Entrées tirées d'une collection
========================

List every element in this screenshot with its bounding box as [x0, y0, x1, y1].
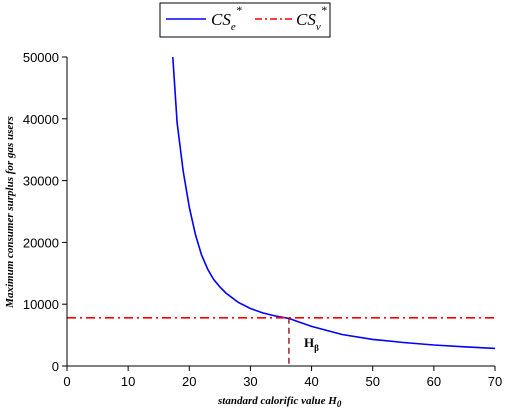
- legend-entry-cs-e: CSe*: [211, 3, 242, 33]
- annotation-h-beta-sub: β: [314, 343, 319, 353]
- x-tick-label: 30: [243, 374, 257, 389]
- y-tick-label: 50000: [23, 50, 59, 65]
- x-tick-label: 60: [427, 374, 441, 389]
- legend-cs-e-sup: *: [236, 3, 242, 17]
- x-tick-label: 10: [121, 374, 135, 389]
- series-line-cs-e: [172, 56, 496, 350]
- legend-cs-e-base: CS: [211, 10, 231, 29]
- legend-cs-v-sub: v: [316, 21, 321, 33]
- legend-cs-v-base: CS: [296, 10, 316, 29]
- legend: CSe* CSv*: [159, 2, 331, 38]
- x-tick-label: 40: [304, 374, 318, 389]
- annotation-h-beta-main: H: [304, 335, 314, 350]
- x-axis-label-main: standard calorific value H: [217, 395, 337, 407]
- plot-layer: [67, 56, 496, 366]
- axes: 0 10 20 30 40 50 60 70 0 10000 20000 30000 40000 500…: [23, 50, 502, 389]
- legend-cs-e-sub: e: [231, 21, 236, 33]
- y-tick-label: 10000: [23, 297, 59, 312]
- legend-entry-cs-v: CSv*: [296, 3, 327, 33]
- legend-box: [159, 2, 331, 38]
- y-ticks: 0 10000 20000 30000 40000 50000: [23, 50, 67, 374]
- x-ticks: 0 10 20 30 40 50 60 70: [63, 366, 502, 389]
- x-tick-label: 20: [182, 374, 196, 389]
- y-axis-label: Maximum consumer surplus for gas users: [4, 116, 16, 309]
- y-tick-label: 0: [52, 359, 59, 374]
- x-axis-label: standard calorific value H0: [217, 395, 342, 409]
- y-tick-label: 40000: [23, 112, 59, 127]
- x-tick-label: 70: [488, 374, 502, 389]
- x-tick-label: 50: [365, 374, 379, 389]
- legend-cs-v-sup: *: [321, 3, 327, 17]
- annotation-h-beta: Hβ: [304, 335, 319, 353]
- x-tick-label: 0: [63, 374, 70, 389]
- x-axis-label-sub: 0: [337, 399, 342, 409]
- y-tick-label: 20000: [23, 235, 59, 250]
- y-tick-label: 30000: [23, 174, 59, 189]
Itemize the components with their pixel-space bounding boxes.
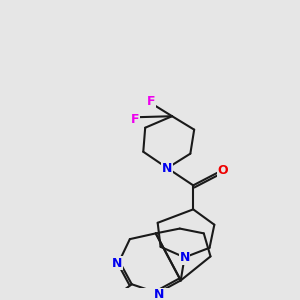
Text: N: N: [162, 162, 172, 175]
Text: N: N: [179, 251, 190, 264]
Text: N: N: [112, 256, 122, 270]
Text: F: F: [147, 95, 155, 108]
Text: F: F: [131, 112, 140, 126]
Text: O: O: [218, 164, 228, 177]
Text: N: N: [154, 288, 164, 300]
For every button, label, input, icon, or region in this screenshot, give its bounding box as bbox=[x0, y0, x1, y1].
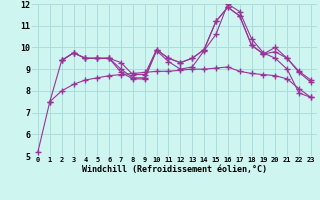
X-axis label: Windchill (Refroidissement éolien,°C): Windchill (Refroidissement éolien,°C) bbox=[82, 165, 267, 174]
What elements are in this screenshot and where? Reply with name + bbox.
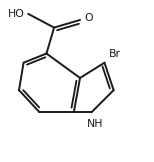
Text: HO: HO xyxy=(8,9,25,19)
Text: O: O xyxy=(85,13,93,23)
Text: Br: Br xyxy=(109,49,121,58)
Text: NH: NH xyxy=(87,119,103,129)
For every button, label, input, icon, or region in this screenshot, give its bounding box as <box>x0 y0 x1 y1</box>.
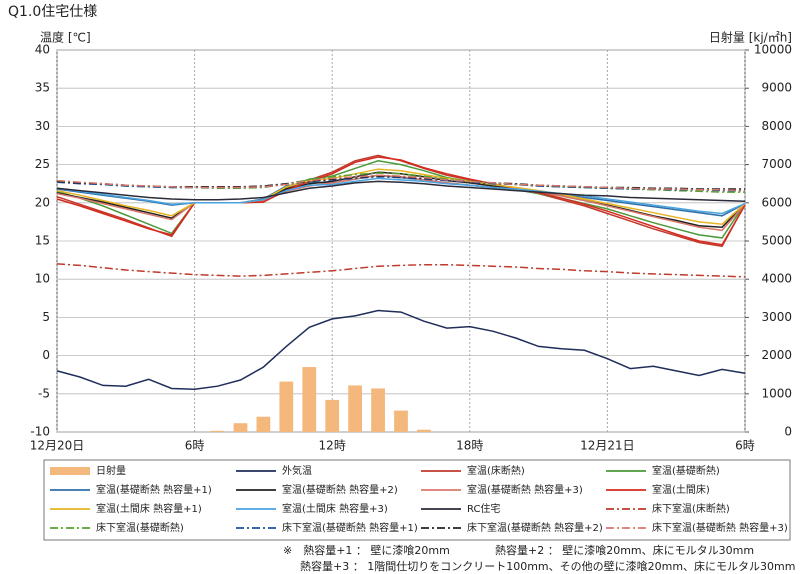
bar <box>302 367 317 432</box>
y2-tick-label: 9000 <box>761 81 792 95</box>
y-tick-label: 5 <box>42 310 50 324</box>
series-line <box>56 160 746 239</box>
y-tick-label: 0 <box>42 348 50 362</box>
legend-label: 室温(基礎断熱) <box>652 464 720 477</box>
bar <box>394 410 408 432</box>
chart-title: Q1.0住宅仕様 <box>8 4 97 20</box>
bar <box>256 416 271 432</box>
x-tick-label: 12時 <box>319 439 346 453</box>
bar <box>325 399 340 432</box>
bar <box>371 388 385 432</box>
y2-tick-label: 4000 <box>761 272 792 286</box>
legend-label: 外気温 <box>282 464 312 477</box>
series-line <box>56 180 746 203</box>
legend-label: 床下室温(床断熱) <box>652 502 730 515</box>
y-tick-label: 10 <box>35 272 50 286</box>
series-line <box>56 176 745 192</box>
bar <box>233 423 248 432</box>
legend-label: 床下室温(基礎断熱 熱容量+1) <box>282 521 418 534</box>
legend-label: 床下室温(基礎断熱) <box>96 521 184 534</box>
footnote: 熱容量+3 ： 1階間仕切りをコンクリート100mm、その他の壁に漆喰20mm、… <box>300 559 796 573</box>
legend-frame <box>43 459 791 541</box>
legend-label: 室温(基礎断熱 熱容量+3) <box>467 483 583 496</box>
y2-tick-label: 1000 <box>761 386 792 400</box>
y-axis-label: 温度 [℃] <box>40 30 91 45</box>
y2-tick-label: 6000 <box>761 195 792 209</box>
y-tick-label: -10 <box>30 425 50 439</box>
legend-label: 室温(床断熱) <box>467 464 525 477</box>
y2-axis-label: 日射量 [kj/㎡h] <box>709 30 792 45</box>
x-tick-label: 6時 <box>735 439 755 453</box>
legend-swatch <box>50 467 90 475</box>
legend-label: 室温(基礎断熱 熱容量+1) <box>96 483 212 496</box>
footnote: ※ 熱容量+1 ： 壁に漆喰20mm <box>283 543 450 557</box>
series-line <box>56 154 746 248</box>
y-tick-label: 25 <box>35 157 50 171</box>
y2-tick-label: 10000 <box>754 43 792 57</box>
x-tick-label: 6時 <box>185 439 205 453</box>
y2-tick-label: 7000 <box>761 157 792 171</box>
series-line <box>56 174 746 192</box>
series-line <box>56 174 746 217</box>
legend-label: 室温(土間床 熱容量+3) <box>282 502 388 515</box>
series-line <box>56 177 746 215</box>
y-tick-label: 20 <box>35 195 50 209</box>
legend-label: 床下室温(基礎断熱 熱容量+2) <box>467 521 603 534</box>
y2-tick-label: 2000 <box>761 348 792 362</box>
x-tick-label: 18時 <box>456 439 483 453</box>
series-line <box>56 171 746 228</box>
y2-tick-label: 5000 <box>761 234 792 248</box>
series-line <box>56 156 746 246</box>
y-tick-label: 35 <box>35 81 50 95</box>
y-tick-label: -5 <box>38 386 50 400</box>
legend-label: 日射量 <box>96 465 126 477</box>
x-tick-label: 12月20日 <box>30 439 85 453</box>
y2-tick-label: 8000 <box>761 119 792 133</box>
bar <box>348 385 363 432</box>
legend-label: 室温(土間床) <box>652 483 710 496</box>
legend-label: 室温(基礎断熱 熱容量+2) <box>282 483 398 496</box>
y2-tick-label: 0 <box>784 425 792 439</box>
bar <box>279 381 294 432</box>
series-line <box>56 174 746 232</box>
y-tick-label: 30 <box>35 119 50 133</box>
y2-tick-label: 3000 <box>761 310 792 324</box>
series-line <box>56 168 746 225</box>
legend-label: RC住宅 <box>467 502 500 515</box>
x-tick-label: 12月21日 <box>580 439 635 453</box>
series-line <box>56 309 746 390</box>
legend-label: 室温(土間床 熱容量+1) <box>96 502 202 515</box>
legend-label: 床下室温(基礎断熱 熱容量+3) <box>652 521 788 534</box>
footnote: 熱容量+2 ： 壁に漆喰20mm、床にモルタル30mm <box>495 543 754 557</box>
series-line <box>56 263 746 278</box>
bar <box>210 430 225 432</box>
y-tick-label: 15 <box>35 234 50 248</box>
bar <box>417 429 431 432</box>
y-tick-label: 40 <box>35 43 50 57</box>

========================

**CONSIGNE:** Déterminez combien de lignes du matériel contiennent la chaîne « entry », en respectant la casse. Donnez seulement ce nombre.

**RÉPONSE:** 2